# Task to carry out
Take down each entry exactly as written.

— BEGIN Given records —

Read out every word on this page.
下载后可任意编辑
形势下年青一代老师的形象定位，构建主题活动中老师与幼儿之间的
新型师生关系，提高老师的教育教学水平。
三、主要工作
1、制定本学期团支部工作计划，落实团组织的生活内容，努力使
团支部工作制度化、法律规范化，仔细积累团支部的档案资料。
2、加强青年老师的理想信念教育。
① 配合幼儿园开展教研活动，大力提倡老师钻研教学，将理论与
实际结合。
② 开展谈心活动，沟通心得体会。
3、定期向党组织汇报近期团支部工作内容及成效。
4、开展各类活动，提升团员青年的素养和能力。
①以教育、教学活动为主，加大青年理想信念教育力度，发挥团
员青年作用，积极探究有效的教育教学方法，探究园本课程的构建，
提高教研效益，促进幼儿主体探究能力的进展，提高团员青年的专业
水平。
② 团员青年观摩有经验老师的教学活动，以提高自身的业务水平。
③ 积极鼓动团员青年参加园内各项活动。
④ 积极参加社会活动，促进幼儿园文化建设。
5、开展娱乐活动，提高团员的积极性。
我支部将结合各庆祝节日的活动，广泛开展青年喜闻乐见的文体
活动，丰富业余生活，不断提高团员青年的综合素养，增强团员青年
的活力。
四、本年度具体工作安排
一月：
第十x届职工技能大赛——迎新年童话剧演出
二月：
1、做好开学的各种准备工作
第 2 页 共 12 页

— END Given records —

# Task response
Read out every word on this page.
下载后可任意编辑
形势下年青一代老师的形象定位，构建主题活动中老师与幼儿之间的
新型师生关系，提高老师的教育教学水平。
三、主要工作
1、制定本学期团支部工作计划，落实团组织的生活内容，努力使
团支部工作制度化、法律规范化，仔细积累团支部的档案资料。
2、加强青年老师的理想信念教育。
① 配合幼儿园开展教研活动，大力提倡老师钻研教学，将理论与
实际结合。
② 开展谈心活动，沟通心得体会。
3、定期向党组织汇报近期团支部工作内容及成效。
4、开展各类活动，提升团员青年的素养和能力。
①以教育、教学活动为主，加大青年理想信念教育力度，发挥团
员青年作用，积极探究有效的教育教学方法，探究园本课程的构建，
提高教研效益，促进幼儿主体探究能力的进展，提高团员青年的专业
水平。
② 团员青年观摩有经验老师的教学活动，以提高自身的业务水平。
③ 积极鼓动团员青年参加园内各项活动。
④ 积极参加社会活动，促进幼儿园文化建设。
5、开展娱乐活动，提高团员的积极性。
我支部将结合各庆祝节日的活动，广泛开展青年喜闻乐见的文体
活动，丰富业余生活，不断提高团员青年的综合素养，增强团员青年
的活力。
四、本年度具体工作安排
一月：
第十x届职工技能大赛——迎新年童话剧演出
二月：
1、做好开学的各种准备工作
第 2 页 共 12 页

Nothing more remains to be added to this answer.